## Start
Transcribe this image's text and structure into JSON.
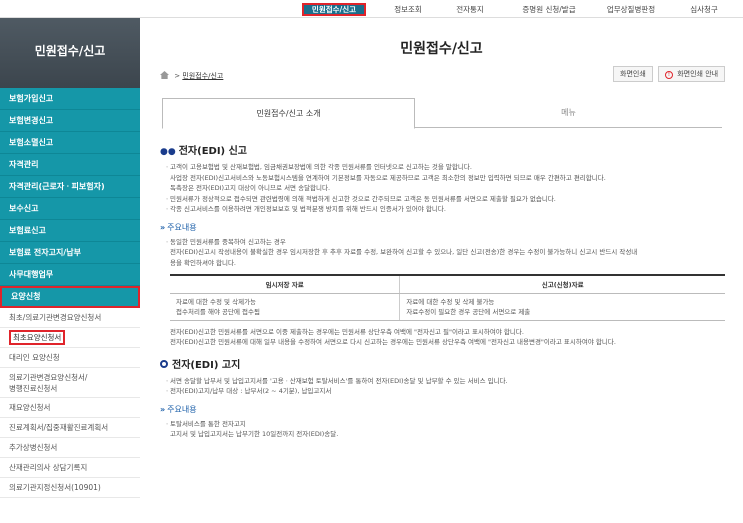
{
  "topnav": {
    "items": [
      {
        "label": "민원접수/신고"
      },
      {
        "label": "정보조회"
      },
      {
        "label": "전자통지"
      },
      {
        "label": "증명원 신청/발급"
      },
      {
        "label": "업무상질병판정"
      },
      {
        "label": "심사청구"
      }
    ]
  },
  "sidebar": {
    "title": "민원접수/신고",
    "main_items": [
      {
        "label": "보험가입신고"
      },
      {
        "label": "보험변경신고"
      },
      {
        "label": "보험소멸신고"
      },
      {
        "label": "자격관리"
      },
      {
        "label": "자격관리(근로자ㆍ피보험자)"
      },
      {
        "label": "보수신고"
      },
      {
        "label": "보험료신고"
      },
      {
        "label": "보험료 전자고지/납부"
      },
      {
        "label": "사무대행업무"
      },
      {
        "label": "요양신청"
      }
    ],
    "sub_items": [
      {
        "label": "최초/의료기관변경요양신청서"
      },
      {
        "label": "최초요양신청서"
      },
      {
        "label": "대리인 요양신청"
      },
      {
        "label": "의료기관변경요양신청서/",
        "label2": "병행진료신청서"
      },
      {
        "label": "재요양신청서"
      },
      {
        "label": "진료계획서/집중재활진료계획서"
      },
      {
        "label": "추가상병신청서"
      },
      {
        "label": "산재관리의사 상담기록지"
      },
      {
        "label": "의료기관지정신청서(10901)"
      }
    ]
  },
  "main": {
    "title": "민원접수/신고",
    "breadcrumb": "민원접수/신고",
    "print_button": "화면인쇄",
    "print_guide_button": "화면인쇄 안내",
    "print_guide_icon": "!",
    "tabs": [
      {
        "label": "민원접수/신고 소개"
      },
      {
        "label": "메뉴"
      }
    ],
    "sections": {
      "edi_report": {
        "heading": "전자(EDI) 신고",
        "lines": [
          "ㆍ고객이 고용보험법 및 산재보험법, 임금채권보장법에 의한 각종 민원서류를 인터넷으로 신고하는 것을 말합니다.",
          "사업장 전자(EDI)신고서비스와 노동보험시스템을 연계하여 기본정보를 자동으로 제공하므로 고객은 최소한의 정보만 입력하면 되므로 매우 간편하고 편리합니다.",
          "독촉장은 전자(EDI)고지 대상이 아니므로 서면 송달합니다.",
          "ㆍ민원서류가 정상적으로 접수되면 관련법령에 의해 적법하게 신고한 것으로 간주되므로 고객은 동 민원서류를 서면으로 제출할 필요가 없습니다.",
          "ㆍ각종 신고서비스를 이용하려면 개인정보보호 및 법적분쟁 방지를 위해 반드시 인증서가 있어야 합니다."
        ],
        "sub_heading": "주요내용",
        "sub_lines": [
          "ㆍ동일한 민원서류를 중복하여 신고하는 경우",
          "전자(EDI)신고시 작성내용이 불확실한 경우 임시저장한 후 추후 자료를 수정, 보완하여 신고할 수 있으나, 일단 신고(전송)한 경우는 수정이 불가능하니 신고시 반드시 작성내",
          "용을 확인하셔야 합니다."
        ],
        "table": {
          "headers": [
            "임시저장 자료",
            "신고(신청)자료"
          ],
          "rows": [
            [
              "자료에 대한 수정 및 삭제가능",
              "자료에 대한 수정 및 삭제 불가능"
            ],
            [
              "접수처리를 해야 공단에 접수됨",
              "자료수정이 필요한 경우 공단에 서면으로 제출"
            ]
          ]
        },
        "after_lines": [
          "전자(EDI)신고한 민원서류를 서면으로 이중 제출하는 경우에는 민원서류 상단우측 여백에 \"전자신고 필\"이라고 표시하여야 합니다.",
          "전자(EDI)신고한 민원서류에 대해 일부 내용을 수정하여 서면으로 다시 신고하는 경우에는 민원서류 상단우측 여백에 \"전자신고 내용변경\"이라고 표시하여야 합니다."
        ]
      },
      "edi_notice": {
        "heading": "전자(EDI) 고지",
        "lines": [
          "ㆍ서면 송달할 납부서 및 납입고지서를 '고용ㆍ산재보험 토탈서비스'를 통하여 전자(EDI)송달 및 납부할 수 있는 서비스 입니다.",
          "ㆍ전자(EDI)고지/납부 대상 : 납부서(2 ~ 4기분), 납입고지서"
        ],
        "sub_heading": "주요내용",
        "sub_lines": [
          "ㆍ토탈서비스를 통한 전자고지",
          "고지서 및 납입고지서는 납부기한 10일전까지 전자(EDI)송달."
        ]
      }
    }
  }
}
## End
Repeat the material exactly as it reads, without any of its pictures.

Transcribe this image's text and structure into JSON.
{
  "topnav": {
    "items": [
      {
        "label": "민원접수/신고"
      },
      {
        "label": "정보조회"
      },
      {
        "label": "전자통지"
      },
      {
        "label": "증명원 신청/발급"
      },
      {
        "label": "업무상질병판정"
      },
      {
        "label": "심사청구"
      }
    ]
  },
  "sidebar": {
    "title": "민원접수/신고",
    "main_items": [
      {
        "label": "보험가입신고"
      },
      {
        "label": "보험변경신고"
      },
      {
        "label": "보험소멸신고"
      },
      {
        "label": "자격관리"
      },
      {
        "label": "자격관리(근로자ㆍ피보험자)"
      },
      {
        "label": "보수신고"
      },
      {
        "label": "보험료신고"
      },
      {
        "label": "보험료 전자고지/납부"
      },
      {
        "label": "사무대행업무"
      },
      {
        "label": "요양신청"
      }
    ],
    "sub_items": [
      {
        "label": "최초/의료기관변경요양신청서"
      },
      {
        "label": "최초요양신청서"
      },
      {
        "label": "대리인 요양신청"
      },
      {
        "label": "의료기관변경요양신청서/",
        "label2": "병행진료신청서"
      },
      {
        "label": "재요양신청서"
      },
      {
        "label": "진료계획서/집중재활진료계획서"
      },
      {
        "label": "추가상병신청서"
      },
      {
        "label": "산재관리의사 상담기록지"
      },
      {
        "label": "의료기관지정신청서(10901)"
      }
    ]
  },
  "main": {
    "title": "민원접수/신고",
    "breadcrumb": "민원접수/신고",
    "print_button": "화면인쇄",
    "print_guide_button": "화면인쇄 안내",
    "print_guide_icon": "!",
    "tabs": [
      {
        "label": "민원접수/신고 소개"
      },
      {
        "label": "메뉴"
      }
    ],
    "sections": {
      "edi_report": {
        "heading": "전자(EDI) 신고",
        "lines": [
          "ㆍ고객이 고용보험법 및 산재보험법, 임금채권보장법에 의한 각종 민원서류를 인터넷으로 신고하는 것을 말합니다.",
          "사업장 전자(EDI)신고서비스와 노동보험시스템을 연계하여 기본정보를 자동으로 제공하므로 고객은 최소한의 정보만 입력하면 되므로 매우 간편하고 편리합니다.",
          "독촉장은 전자(EDI)고지 대상이 아니므로 서면 송달합니다.",
          "ㆍ민원서류가 정상적으로 접수되면 관련법령에 의해 적법하게 신고한 것으로 간주되므로 고객은 동 민원서류를 서면으로 제출할 필요가 없습니다.",
          "ㆍ각종 신고서비스를 이용하려면 개인정보보호 및 법적분쟁 방지를 위해 반드시 인증서가 있어야 합니다."
        ],
        "sub_heading": "주요내용",
        "sub_lines": [
          "ㆍ동일한 민원서류를 중복하여 신고하는 경우",
          "전자(EDI)신고시 작성내용이 불확실한 경우 임시저장한 후 추후 자료를 수정, 보완하여 신고할 수 있으나, 일단 신고(전송)한 경우는 수정이 불가능하니 신고시 반드시 작성내",
          "용을 확인하셔야 합니다."
        ],
        "table": {
          "headers": [
            "임시저장 자료",
            "신고(신청)자료"
          ],
          "rows": [
            [
              "자료에 대한 수정 및 삭제가능",
              "자료에 대한 수정 및 삭제 불가능"
            ],
            [
              "접수처리를 해야 공단에 접수됨",
              "자료수정이 필요한 경우 공단에 서면으로 제출"
            ]
          ]
        },
        "after_lines": [
          "전자(EDI)신고한 민원서류를 서면으로 이중 제출하는 경우에는 민원서류 상단우측 여백에 \"전자신고 필\"이라고 표시하여야 합니다.",
          "전자(EDI)신고한 민원서류에 대해 일부 내용을 수정하여 서면으로 다시 신고하는 경우에는 민원서류 상단우측 여백에 \"전자신고 내용변경\"이라고 표시하여야 합니다."
        ]
      },
      "edi_notice": {
        "heading": "전자(EDI) 고지",
        "lines": [
          "ㆍ서면 송달할 납부서 및 납입고지서를 '고용ㆍ산재보험 토탈서비스'를 통하여 전자(EDI)송달 및 납부할 수 있는 서비스 입니다.",
          "ㆍ전자(EDI)고지/납부 대상 : 납부서(2 ~ 4기분), 납입고지서"
        ],
        "sub_heading": "주요내용",
        "sub_lines": [
          "ㆍ토탈서비스를 통한 전자고지",
          "고지서 및 납입고지서는 납부기한 10일전까지 전자(EDI)송달."
        ]
      }
    }
  }
}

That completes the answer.